A run of records:
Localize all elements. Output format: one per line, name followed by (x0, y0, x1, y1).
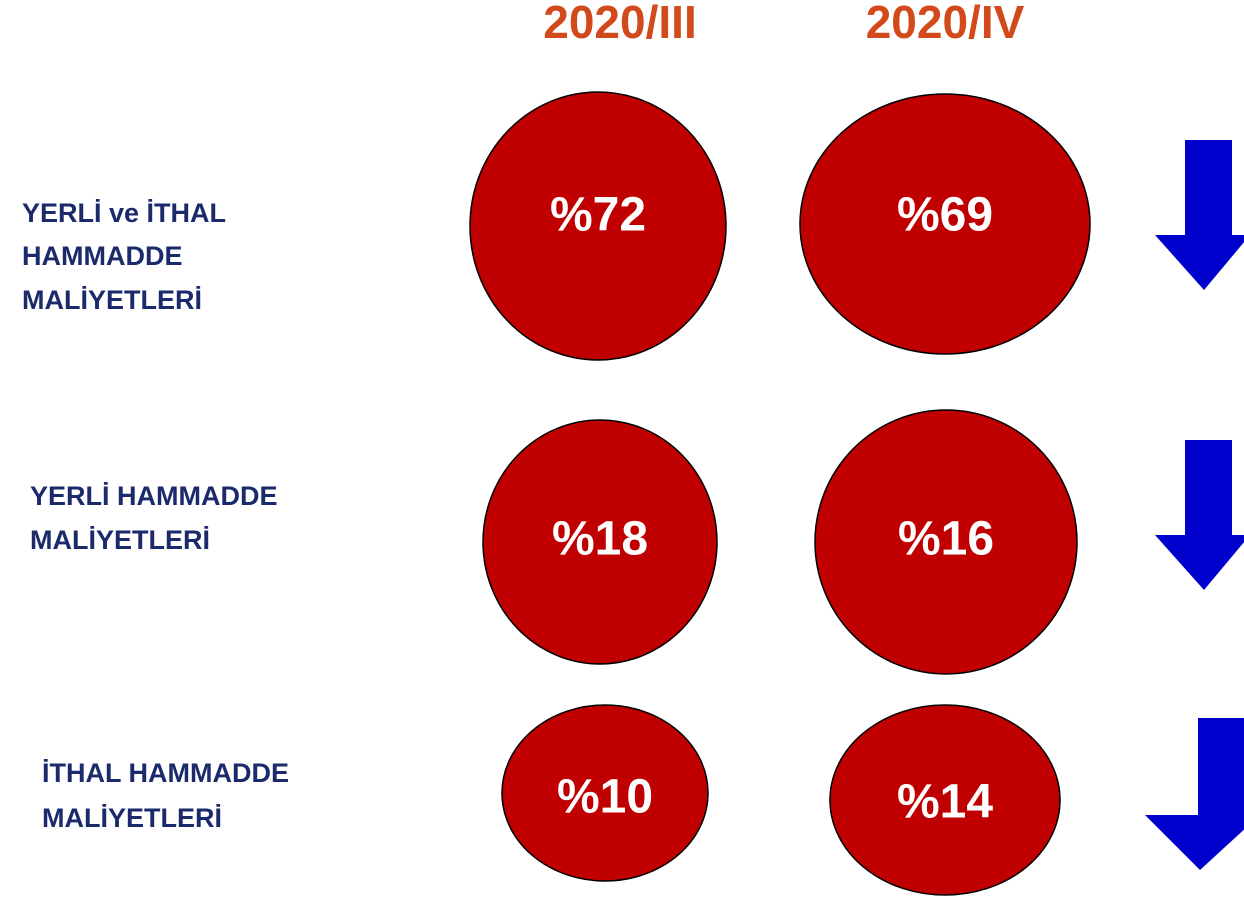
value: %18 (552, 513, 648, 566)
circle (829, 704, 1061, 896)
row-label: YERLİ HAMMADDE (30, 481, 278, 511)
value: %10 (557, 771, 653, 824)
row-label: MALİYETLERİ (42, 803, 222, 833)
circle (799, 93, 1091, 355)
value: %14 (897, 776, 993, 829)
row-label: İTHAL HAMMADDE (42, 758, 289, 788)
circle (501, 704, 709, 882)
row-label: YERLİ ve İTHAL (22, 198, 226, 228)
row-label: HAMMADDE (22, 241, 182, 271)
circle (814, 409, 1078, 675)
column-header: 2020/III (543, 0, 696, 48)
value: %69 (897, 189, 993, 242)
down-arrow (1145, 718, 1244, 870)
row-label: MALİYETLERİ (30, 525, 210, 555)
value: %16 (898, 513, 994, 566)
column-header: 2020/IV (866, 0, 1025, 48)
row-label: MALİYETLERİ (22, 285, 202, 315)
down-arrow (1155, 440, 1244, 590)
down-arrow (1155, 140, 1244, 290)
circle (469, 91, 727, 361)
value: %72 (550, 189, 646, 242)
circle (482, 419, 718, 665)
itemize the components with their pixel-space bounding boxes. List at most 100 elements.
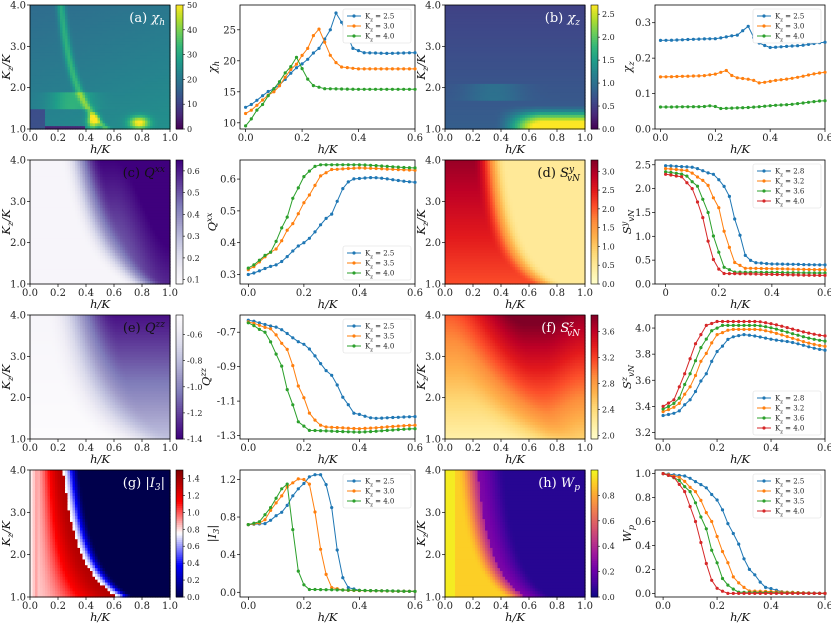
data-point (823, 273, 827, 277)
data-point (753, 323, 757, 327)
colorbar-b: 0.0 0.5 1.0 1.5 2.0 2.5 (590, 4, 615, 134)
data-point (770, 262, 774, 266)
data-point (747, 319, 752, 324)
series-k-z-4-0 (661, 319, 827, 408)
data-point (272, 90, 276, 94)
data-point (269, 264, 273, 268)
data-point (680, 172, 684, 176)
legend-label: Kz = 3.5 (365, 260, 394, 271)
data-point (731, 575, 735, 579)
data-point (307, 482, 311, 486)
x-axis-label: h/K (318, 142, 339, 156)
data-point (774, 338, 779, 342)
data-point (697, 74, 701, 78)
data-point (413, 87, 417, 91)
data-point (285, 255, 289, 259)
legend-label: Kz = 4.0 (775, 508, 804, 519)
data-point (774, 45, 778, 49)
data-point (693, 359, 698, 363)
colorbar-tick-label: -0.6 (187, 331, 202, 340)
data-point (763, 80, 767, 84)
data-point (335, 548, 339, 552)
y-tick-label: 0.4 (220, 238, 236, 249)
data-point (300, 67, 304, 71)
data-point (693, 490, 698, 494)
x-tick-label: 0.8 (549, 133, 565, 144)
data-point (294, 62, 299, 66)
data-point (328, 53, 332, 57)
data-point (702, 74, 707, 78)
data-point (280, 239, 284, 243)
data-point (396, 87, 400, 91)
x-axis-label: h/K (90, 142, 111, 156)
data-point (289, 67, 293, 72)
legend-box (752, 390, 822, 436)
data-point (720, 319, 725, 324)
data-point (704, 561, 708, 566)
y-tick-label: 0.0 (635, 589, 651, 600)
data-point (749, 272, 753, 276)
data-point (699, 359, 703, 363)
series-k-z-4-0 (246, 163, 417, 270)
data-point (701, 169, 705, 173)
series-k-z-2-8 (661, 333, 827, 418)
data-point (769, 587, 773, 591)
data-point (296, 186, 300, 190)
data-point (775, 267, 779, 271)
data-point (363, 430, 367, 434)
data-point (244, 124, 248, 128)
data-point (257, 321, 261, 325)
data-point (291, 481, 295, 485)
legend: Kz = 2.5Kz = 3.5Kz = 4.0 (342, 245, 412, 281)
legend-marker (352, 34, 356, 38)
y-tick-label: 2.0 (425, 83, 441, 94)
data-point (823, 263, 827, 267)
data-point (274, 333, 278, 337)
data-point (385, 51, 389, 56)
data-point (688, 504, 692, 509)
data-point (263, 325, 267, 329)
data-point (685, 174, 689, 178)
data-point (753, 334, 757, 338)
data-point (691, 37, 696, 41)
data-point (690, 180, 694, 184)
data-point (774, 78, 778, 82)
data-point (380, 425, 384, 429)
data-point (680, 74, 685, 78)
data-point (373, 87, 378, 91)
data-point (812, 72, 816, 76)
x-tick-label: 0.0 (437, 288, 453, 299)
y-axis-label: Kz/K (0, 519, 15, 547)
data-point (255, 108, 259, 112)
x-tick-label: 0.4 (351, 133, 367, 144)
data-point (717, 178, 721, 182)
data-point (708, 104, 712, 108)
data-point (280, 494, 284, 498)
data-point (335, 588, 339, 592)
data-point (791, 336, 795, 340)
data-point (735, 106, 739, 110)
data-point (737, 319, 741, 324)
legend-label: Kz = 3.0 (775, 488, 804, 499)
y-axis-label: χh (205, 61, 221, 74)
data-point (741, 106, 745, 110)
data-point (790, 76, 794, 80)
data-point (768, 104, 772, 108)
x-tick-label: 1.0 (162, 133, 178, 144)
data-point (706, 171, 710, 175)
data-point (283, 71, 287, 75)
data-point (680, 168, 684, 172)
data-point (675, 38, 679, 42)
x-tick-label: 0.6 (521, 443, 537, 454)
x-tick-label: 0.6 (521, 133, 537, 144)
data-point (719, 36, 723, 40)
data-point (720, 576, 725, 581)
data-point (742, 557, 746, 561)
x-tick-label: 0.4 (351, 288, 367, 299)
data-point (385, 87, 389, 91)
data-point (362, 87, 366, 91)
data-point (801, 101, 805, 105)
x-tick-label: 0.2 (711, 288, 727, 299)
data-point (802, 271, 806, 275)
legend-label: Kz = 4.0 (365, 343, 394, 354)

● Your task
Update the lines of the data from the line holding "value: %18 (552, 513, 648, 566)" through the line holding "itemize the components", inclusive, so that "circle" becomes "ellipse" and nothing else changes. Return only those lines.

● Response to the exercise
value: %18 (552, 513, 648, 566)
ellipse (829, 704, 1061, 896)
row-label: YERLİ HAMMADDE (30, 481, 278, 511)
value: %10 (557, 771, 653, 824)
row-label: MALİYETLERİ (42, 803, 222, 833)
ellipse (799, 93, 1091, 355)
value: %14 (897, 776, 993, 829)
row-label: İTHAL HAMMADDE (42, 758, 289, 788)
ellipse (501, 704, 709, 882)
row-label: YERLİ ve İTHAL (22, 198, 226, 228)
row-label: HAMMADDE (22, 241, 182, 271)
ellipse (814, 409, 1078, 675)
column-header: 2020/III (543, 0, 696, 48)
value: %69 (897, 189, 993, 242)
down-arrow (1145, 718, 1244, 870)
row-label: MALİYETLERİ (30, 525, 210, 555)
value: %16 (898, 513, 994, 566)
column-header: 2020/IV (866, 0, 1025, 48)
row-label: MALİYETLERİ (22, 285, 202, 315)
down-arrow (1155, 440, 1244, 590)
down-arrow (1155, 140, 1244, 290)
ellipse (469, 91, 727, 361)
value: %72 (550, 189, 646, 242)
ellipse (482, 419, 718, 665)
itemize the components with their pixel-space bounding boxes. List at most 100 elements.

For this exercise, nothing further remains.